(Excerpt from a dataset)
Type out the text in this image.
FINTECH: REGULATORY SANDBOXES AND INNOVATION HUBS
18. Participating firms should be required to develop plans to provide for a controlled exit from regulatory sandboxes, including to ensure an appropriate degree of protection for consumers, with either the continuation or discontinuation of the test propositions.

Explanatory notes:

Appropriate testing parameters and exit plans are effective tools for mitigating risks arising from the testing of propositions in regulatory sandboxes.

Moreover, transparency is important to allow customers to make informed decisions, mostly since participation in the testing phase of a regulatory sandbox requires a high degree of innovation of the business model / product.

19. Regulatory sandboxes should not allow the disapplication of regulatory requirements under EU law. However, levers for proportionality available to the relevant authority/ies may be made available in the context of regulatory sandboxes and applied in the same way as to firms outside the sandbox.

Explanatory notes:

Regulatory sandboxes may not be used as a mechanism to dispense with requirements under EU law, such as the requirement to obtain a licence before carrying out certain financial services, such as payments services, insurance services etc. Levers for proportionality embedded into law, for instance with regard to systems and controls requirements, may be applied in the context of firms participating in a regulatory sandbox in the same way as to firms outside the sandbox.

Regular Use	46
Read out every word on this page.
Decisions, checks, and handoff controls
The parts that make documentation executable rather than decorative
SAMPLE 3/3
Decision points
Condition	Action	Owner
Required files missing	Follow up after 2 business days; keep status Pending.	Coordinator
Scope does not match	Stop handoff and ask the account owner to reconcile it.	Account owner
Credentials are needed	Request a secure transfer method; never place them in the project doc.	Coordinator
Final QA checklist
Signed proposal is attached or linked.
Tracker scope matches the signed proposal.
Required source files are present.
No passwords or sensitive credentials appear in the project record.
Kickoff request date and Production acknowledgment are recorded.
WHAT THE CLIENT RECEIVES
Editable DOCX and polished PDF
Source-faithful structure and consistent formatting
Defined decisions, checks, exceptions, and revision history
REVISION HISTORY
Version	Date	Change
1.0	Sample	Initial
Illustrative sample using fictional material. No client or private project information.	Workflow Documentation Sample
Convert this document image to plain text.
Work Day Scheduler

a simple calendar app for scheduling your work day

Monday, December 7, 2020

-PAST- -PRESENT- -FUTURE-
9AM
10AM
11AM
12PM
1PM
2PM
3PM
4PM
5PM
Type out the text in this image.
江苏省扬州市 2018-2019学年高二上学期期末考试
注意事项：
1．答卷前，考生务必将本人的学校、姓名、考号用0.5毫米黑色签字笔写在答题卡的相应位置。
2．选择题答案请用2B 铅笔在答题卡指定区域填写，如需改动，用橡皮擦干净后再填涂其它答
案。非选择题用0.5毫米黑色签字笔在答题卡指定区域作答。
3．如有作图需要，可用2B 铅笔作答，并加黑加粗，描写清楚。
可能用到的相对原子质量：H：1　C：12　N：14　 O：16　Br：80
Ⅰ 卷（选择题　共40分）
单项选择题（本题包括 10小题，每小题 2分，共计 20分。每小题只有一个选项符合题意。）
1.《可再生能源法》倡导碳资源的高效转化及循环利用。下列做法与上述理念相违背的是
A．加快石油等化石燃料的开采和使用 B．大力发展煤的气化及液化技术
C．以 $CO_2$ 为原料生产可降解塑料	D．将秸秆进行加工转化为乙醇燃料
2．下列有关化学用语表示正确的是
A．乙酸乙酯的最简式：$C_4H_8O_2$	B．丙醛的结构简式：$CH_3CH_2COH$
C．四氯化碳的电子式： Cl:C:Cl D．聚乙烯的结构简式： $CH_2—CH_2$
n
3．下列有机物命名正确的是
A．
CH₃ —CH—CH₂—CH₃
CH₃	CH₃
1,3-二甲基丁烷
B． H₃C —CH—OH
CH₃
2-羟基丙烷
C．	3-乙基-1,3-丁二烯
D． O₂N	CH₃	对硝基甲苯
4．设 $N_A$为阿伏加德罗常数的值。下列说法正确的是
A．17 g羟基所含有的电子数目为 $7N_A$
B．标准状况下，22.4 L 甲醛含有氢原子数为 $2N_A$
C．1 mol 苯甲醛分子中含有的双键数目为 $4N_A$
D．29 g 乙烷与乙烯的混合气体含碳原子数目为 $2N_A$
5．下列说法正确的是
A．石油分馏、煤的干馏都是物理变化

* **Set task**
Reproduce each record shown above without altering a single word.

* **Solved problem**
Type out the text in this image.
FINTECH: REGULATORY SANDBOXES AND INNOVATION HUBS
18. Participating firms should be required to develop plans to provide for a controlled exit from regulatory sandboxes, including to ensure an appropriate degree of protection for consumers, with either the continuation or discontinuation of the test propositions.

Explanatory notes:

Appropriate testing parameters and exit plans are effective tools for mitigating risks arising from the testing of propositions in regulatory sandboxes.

Moreover, transparency is important to allow customers to make informed decisions, mostly since participation in the testing phase of a regulatory sandbox requires a high degree of innovation of the business model / product.

19. Regulatory sandboxes should not allow the disapplication of regulatory requirements under EU law. However, levers for proportionality available to the relevant authority/ies may be made available in the context of regulatory sandboxes and applied in the same way as to firms outside the sandbox.

Explanatory notes:

Regulatory sandboxes may not be used as a mechanism to dispense with requirements under EU law, such as the requirement to obtain a licence before carrying out certain financial services, such as payments services, insurance services etc. Levers for proportionality embedded into law, for instance with regard to systems and controls requirements, may be applied in the context of firms participating in a regulatory sandbox in the same way as to firms outside the sandbox.

Regular Use	46
Read out every word on this page.
Decisions, checks, and handoff controls
The parts that make documentation executable rather than decorative
SAMPLE 3/3
Decision points
Condition	Action	Owner
Required files missing	Follow up after 2 business days; keep status Pending.	Coordinator
Scope does not match	Stop handoff and ask the account owner to reconcile it.	Account owner
Credentials are needed	Request a secure transfer method; never place them in the project doc.	Coordinator
Final QA checklist
Signed proposal is attached or linked.
Tracker scope matches the signed proposal.
Required source files are present.
No passwords or sensitive credentials appear in the project record.
Kickoff request date and Production acknowledgment are recorded.
WHAT THE CLIENT RECEIVES
Editable DOCX and polished PDF
Source-faithful structure and consistent formatting
Defined decisions, checks, exceptions, and revision history
REVISION HISTORY
Version	Date	Change
1.0	Sample	Initial
Illustrative sample using fictional material. No client or private project information.	Workflow Documentation Sample
Convert this document image to plain text.
Work Day Scheduler

a simple calendar app for scheduling your work day

Monday, December 7, 2020

-PAST- -PRESENT- -FUTURE-
9AM
10AM
11AM
12PM
1PM
2PM
3PM
4PM
5PM
Type out the text in this image.
江苏省扬州市 2018-2019学年高二上学期期末考试
注意事项：
1．答卷前，考生务必将本人的学校、姓名、考号用0.5毫米黑色签字笔写在答题卡的相应位置。
2．选择题答案请用2B 铅笔在答题卡指定区域填写，如需改动，用橡皮擦干净后再填涂其它答
案。非选择题用0.5毫米黑色签字笔在答题卡指定区域作答。
3．如有作图需要，可用2B 铅笔作答，并加黑加粗，描写清楚。
可能用到的相对原子质量：H：1　C：12　N：14　 O：16　Br：80
Ⅰ 卷（选择题　共40分）
单项选择题（本题包括 10小题，每小题 2分，共计 20分。每小题只有一个选项符合题意。）
1.《可再生能源法》倡导碳资源的高效转化及循环利用。下列做法与上述理念相违背的是
A．加快石油等化石燃料的开采和使用 B．大力发展煤的气化及液化技术
C．以 $CO_2$ 为原料生产可降解塑料	D．将秸秆进行加工转化为乙醇燃料
2．下列有关化学用语表示正确的是
A．乙酸乙酯的最简式：$C_4H_8O_2$	B．丙醛的结构简式：$CH_3CH_2COH$
C．四氯化碳的电子式： Cl:C:Cl D．聚乙烯的结构简式： $CH_2—CH_2$
n
3．下列有机物命名正确的是
A．
CH₃ —CH—CH₂—CH₃
CH₃	CH₃
1,3-二甲基丁烷
B． H₃C —CH—OH
CH₃
2-羟基丙烷
C．	3-乙基-1,3-丁二烯
D． O₂N	CH₃	对硝基甲苯
4．设 $N_A$为阿伏加德罗常数的值。下列说法正确的是
A．17 g羟基所含有的电子数目为 $7N_A$
B．标准状况下，22.4 L 甲醛含有氢原子数为 $2N_A$
C．1 mol 苯甲醛分子中含有的双键数目为 $4N_A$
D．29 g 乙烷与乙烯的混合气体含碳原子数目为 $2N_A$
5．下列说法正确的是
A．石油分馏、煤的干馏都是物理变化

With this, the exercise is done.